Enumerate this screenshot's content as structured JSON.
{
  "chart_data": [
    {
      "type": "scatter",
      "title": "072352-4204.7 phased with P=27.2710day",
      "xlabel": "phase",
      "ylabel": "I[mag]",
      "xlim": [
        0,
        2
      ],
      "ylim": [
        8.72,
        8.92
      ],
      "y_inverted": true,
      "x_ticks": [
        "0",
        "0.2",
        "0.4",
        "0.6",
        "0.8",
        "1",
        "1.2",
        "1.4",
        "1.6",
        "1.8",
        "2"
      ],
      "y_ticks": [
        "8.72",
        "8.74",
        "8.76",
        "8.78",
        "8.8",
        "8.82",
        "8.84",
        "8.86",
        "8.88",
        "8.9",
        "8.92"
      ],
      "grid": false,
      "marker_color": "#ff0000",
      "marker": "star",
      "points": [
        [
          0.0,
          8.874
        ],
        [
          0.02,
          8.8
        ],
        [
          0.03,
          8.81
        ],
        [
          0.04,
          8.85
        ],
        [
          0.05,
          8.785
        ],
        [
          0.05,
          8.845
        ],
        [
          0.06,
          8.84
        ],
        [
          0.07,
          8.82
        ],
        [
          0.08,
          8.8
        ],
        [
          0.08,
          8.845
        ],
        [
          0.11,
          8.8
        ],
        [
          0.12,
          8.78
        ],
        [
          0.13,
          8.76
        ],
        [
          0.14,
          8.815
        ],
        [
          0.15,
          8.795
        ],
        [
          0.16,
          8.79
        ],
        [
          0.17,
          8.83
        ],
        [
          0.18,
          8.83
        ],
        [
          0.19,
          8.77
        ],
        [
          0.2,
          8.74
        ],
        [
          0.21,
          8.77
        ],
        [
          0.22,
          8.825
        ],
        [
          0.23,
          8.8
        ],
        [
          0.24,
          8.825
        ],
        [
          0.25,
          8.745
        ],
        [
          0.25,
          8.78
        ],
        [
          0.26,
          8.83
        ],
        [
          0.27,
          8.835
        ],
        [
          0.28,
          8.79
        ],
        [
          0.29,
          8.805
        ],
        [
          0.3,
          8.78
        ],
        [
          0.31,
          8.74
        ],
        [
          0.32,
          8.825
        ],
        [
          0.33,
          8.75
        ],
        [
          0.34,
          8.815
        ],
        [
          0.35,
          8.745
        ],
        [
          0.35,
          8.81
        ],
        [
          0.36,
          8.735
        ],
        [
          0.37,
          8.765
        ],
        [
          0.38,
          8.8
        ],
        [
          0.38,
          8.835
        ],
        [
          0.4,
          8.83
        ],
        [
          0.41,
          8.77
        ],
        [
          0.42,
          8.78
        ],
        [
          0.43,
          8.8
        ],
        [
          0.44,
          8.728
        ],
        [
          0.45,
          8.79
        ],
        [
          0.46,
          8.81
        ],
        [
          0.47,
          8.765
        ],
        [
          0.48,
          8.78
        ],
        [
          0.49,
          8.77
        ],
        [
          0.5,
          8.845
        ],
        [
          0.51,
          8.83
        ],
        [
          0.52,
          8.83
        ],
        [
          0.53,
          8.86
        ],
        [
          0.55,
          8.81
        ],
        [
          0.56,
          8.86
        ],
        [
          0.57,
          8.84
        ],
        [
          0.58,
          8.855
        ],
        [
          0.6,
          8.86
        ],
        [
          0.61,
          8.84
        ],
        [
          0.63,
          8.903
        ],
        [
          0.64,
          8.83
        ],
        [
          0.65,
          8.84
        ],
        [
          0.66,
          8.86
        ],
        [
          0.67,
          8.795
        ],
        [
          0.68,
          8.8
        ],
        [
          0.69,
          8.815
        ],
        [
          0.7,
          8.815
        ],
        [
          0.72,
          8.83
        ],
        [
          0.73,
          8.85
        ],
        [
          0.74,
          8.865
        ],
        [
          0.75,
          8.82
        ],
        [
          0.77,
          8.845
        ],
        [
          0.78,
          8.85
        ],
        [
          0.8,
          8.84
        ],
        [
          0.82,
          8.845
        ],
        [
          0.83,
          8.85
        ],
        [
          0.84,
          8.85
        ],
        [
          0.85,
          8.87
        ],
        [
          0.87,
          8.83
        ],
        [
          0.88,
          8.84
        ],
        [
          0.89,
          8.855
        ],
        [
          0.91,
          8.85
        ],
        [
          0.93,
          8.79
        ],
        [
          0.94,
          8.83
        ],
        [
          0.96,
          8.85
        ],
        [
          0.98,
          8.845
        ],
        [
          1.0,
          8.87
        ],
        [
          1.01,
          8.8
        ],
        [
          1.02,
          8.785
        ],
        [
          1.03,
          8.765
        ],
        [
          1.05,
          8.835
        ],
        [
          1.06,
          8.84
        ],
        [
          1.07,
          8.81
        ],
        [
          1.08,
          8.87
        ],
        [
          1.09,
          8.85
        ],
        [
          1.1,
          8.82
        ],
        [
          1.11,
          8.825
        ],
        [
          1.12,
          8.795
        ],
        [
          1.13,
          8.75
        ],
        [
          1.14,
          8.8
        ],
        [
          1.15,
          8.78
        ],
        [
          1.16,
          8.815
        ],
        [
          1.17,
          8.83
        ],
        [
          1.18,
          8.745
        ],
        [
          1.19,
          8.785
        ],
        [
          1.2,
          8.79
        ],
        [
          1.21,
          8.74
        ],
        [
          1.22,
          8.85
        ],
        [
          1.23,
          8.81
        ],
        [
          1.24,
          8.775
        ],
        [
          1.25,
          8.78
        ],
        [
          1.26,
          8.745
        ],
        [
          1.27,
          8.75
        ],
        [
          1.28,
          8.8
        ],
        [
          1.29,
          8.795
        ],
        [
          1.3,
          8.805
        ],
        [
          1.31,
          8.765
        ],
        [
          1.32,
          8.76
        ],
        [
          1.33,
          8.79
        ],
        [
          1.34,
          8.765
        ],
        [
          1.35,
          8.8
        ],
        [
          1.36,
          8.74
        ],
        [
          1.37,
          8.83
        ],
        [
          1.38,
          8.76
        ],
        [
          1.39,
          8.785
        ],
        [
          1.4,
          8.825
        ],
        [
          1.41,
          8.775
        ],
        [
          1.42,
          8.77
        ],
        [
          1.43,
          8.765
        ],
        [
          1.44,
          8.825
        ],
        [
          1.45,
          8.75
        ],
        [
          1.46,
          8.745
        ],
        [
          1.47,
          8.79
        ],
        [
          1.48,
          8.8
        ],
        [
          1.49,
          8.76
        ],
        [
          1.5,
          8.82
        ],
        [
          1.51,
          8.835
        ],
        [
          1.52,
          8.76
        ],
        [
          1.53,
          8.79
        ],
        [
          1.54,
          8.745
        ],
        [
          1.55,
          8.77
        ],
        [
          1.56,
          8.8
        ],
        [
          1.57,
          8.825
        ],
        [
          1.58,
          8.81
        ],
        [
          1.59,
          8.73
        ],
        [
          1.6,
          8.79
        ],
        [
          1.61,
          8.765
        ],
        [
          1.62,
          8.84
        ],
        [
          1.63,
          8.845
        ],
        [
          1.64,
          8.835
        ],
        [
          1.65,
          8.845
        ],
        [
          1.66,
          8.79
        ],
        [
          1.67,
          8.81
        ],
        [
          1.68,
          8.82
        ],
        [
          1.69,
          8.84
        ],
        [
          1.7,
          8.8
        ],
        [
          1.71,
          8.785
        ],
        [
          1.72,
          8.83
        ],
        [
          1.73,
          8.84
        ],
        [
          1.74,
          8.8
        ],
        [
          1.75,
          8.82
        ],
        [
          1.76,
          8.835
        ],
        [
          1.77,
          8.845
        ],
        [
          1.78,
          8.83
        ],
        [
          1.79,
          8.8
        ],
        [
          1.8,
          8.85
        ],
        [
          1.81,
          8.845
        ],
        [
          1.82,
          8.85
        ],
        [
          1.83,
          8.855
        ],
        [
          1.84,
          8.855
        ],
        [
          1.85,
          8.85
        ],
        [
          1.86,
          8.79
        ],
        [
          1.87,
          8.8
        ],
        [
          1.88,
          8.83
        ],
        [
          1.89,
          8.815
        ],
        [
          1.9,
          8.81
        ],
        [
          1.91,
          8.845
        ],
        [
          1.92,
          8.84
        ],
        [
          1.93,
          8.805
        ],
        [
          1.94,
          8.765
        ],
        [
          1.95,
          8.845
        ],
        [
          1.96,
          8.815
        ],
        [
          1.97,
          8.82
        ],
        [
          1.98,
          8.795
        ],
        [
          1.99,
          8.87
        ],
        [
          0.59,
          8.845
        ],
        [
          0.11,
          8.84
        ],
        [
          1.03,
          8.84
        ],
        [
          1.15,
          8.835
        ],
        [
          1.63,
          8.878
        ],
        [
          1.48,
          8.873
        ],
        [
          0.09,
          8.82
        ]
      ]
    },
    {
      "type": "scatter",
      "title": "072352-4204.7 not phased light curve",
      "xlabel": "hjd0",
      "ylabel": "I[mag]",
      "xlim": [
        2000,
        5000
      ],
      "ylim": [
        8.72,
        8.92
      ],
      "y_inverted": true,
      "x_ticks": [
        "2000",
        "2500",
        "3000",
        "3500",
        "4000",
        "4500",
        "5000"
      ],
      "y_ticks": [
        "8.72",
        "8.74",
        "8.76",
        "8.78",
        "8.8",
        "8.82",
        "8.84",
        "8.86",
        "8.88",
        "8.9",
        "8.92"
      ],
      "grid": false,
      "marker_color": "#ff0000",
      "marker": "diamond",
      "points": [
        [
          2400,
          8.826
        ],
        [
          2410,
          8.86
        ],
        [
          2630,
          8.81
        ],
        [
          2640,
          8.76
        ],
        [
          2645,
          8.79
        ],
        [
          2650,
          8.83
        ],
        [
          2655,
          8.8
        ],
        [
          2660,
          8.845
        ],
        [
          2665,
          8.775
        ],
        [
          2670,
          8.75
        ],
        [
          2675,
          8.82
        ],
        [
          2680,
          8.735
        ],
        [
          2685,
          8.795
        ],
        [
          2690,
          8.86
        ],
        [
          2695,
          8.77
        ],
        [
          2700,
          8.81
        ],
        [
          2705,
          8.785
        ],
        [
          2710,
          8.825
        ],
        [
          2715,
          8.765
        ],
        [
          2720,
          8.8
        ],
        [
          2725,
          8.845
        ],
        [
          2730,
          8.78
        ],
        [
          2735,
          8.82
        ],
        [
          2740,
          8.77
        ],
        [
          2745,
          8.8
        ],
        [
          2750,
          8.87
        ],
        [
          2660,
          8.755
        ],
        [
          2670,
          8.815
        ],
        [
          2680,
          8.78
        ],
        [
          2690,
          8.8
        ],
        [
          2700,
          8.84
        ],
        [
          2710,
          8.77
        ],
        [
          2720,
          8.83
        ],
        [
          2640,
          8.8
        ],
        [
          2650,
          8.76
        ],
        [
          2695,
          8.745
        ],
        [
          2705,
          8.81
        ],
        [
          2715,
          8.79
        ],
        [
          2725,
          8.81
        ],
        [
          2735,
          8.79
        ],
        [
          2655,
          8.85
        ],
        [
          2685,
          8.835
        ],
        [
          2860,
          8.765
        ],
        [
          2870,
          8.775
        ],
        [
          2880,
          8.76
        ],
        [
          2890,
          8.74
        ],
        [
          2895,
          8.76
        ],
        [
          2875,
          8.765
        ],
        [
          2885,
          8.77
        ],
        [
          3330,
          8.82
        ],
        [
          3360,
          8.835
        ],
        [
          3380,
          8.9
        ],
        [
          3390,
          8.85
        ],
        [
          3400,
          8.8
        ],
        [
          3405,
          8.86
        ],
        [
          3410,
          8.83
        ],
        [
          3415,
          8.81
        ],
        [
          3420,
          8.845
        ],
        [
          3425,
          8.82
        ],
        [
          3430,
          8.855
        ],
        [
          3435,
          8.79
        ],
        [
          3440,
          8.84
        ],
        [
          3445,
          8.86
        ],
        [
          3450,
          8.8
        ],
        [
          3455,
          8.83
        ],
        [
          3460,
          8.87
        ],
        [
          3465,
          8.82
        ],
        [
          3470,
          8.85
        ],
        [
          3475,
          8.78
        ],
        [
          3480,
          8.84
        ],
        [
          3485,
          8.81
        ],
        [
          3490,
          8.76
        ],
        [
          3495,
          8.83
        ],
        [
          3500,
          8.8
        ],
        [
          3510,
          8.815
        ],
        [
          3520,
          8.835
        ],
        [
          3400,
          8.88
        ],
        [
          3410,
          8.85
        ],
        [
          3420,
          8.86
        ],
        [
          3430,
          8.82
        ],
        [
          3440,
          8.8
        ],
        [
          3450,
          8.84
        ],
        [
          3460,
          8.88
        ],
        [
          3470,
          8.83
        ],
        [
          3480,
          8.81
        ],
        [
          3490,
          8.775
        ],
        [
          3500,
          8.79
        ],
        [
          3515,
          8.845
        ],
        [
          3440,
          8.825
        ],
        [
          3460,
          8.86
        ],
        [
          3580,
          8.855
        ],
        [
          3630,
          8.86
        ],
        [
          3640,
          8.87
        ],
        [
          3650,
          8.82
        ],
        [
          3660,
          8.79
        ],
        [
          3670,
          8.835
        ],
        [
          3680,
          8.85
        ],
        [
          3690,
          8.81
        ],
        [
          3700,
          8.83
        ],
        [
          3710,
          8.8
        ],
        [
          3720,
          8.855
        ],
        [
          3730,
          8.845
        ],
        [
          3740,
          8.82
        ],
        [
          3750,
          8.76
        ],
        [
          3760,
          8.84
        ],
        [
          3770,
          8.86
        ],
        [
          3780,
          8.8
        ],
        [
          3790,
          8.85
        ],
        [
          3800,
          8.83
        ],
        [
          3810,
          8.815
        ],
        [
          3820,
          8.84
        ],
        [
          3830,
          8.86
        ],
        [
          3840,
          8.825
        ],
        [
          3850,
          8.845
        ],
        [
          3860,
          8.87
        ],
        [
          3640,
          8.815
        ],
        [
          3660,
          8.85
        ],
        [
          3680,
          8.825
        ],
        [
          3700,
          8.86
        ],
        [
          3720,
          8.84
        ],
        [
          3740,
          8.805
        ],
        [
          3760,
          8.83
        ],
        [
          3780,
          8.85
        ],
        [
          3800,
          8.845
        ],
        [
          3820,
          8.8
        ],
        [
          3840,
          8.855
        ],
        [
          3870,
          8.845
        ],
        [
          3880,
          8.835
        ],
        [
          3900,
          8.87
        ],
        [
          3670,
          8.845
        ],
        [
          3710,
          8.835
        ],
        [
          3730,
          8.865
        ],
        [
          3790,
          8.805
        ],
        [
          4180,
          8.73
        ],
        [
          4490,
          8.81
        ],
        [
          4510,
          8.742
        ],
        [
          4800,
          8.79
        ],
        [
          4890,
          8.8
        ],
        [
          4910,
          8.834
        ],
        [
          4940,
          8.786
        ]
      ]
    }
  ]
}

★ ★ ★ ★ ★ ★ ★

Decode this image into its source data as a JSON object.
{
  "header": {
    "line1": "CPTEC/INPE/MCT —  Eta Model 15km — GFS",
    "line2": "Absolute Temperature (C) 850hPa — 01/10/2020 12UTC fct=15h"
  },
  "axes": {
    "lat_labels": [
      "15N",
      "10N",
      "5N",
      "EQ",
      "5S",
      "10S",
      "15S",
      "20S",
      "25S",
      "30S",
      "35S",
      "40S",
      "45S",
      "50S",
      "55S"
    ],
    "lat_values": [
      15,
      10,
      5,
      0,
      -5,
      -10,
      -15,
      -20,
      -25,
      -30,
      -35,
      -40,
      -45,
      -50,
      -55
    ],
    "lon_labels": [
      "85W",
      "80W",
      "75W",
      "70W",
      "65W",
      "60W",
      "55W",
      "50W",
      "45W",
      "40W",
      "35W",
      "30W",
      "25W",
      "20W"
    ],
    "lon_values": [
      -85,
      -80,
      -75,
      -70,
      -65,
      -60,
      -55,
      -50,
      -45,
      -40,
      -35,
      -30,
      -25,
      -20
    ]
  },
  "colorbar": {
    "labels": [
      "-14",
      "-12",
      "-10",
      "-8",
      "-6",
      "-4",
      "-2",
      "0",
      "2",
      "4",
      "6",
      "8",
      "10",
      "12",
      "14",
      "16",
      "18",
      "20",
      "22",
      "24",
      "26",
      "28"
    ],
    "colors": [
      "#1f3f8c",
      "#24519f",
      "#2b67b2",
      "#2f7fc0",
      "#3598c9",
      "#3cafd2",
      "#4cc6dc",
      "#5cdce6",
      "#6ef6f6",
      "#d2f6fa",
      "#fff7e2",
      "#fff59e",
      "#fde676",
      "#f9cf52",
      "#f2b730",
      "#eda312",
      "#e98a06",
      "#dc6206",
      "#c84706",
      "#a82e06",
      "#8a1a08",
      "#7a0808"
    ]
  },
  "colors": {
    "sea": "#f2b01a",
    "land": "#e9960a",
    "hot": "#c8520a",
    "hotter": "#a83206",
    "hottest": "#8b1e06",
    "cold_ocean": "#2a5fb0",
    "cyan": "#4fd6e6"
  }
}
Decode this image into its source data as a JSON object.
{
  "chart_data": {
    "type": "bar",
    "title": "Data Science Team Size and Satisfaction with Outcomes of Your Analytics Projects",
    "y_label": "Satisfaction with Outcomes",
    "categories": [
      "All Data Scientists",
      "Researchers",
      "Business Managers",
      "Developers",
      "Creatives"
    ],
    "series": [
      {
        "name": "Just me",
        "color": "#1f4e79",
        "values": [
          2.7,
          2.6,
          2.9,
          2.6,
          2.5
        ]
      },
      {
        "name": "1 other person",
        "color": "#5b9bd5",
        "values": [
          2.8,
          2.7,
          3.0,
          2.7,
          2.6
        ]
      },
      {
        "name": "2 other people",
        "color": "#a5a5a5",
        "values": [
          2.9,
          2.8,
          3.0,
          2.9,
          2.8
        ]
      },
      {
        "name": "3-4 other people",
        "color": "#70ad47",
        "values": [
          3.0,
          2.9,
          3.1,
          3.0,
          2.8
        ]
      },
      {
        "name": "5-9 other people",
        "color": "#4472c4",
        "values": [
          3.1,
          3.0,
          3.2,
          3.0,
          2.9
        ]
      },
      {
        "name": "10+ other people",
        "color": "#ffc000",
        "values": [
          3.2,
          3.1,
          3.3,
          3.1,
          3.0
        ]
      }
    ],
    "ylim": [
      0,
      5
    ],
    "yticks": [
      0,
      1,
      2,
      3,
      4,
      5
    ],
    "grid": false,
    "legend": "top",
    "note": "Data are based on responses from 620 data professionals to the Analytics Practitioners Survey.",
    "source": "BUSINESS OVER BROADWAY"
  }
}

★ ★ ★ ★ ★ ★ ★

-- Set problem --
Using the data above, copy each line that contains "phased".

-- Result for this exercise --
      "title": "072352-4204.7 phased with P=27.2710day",
      "title": "072352-4204.7 not phased light curve",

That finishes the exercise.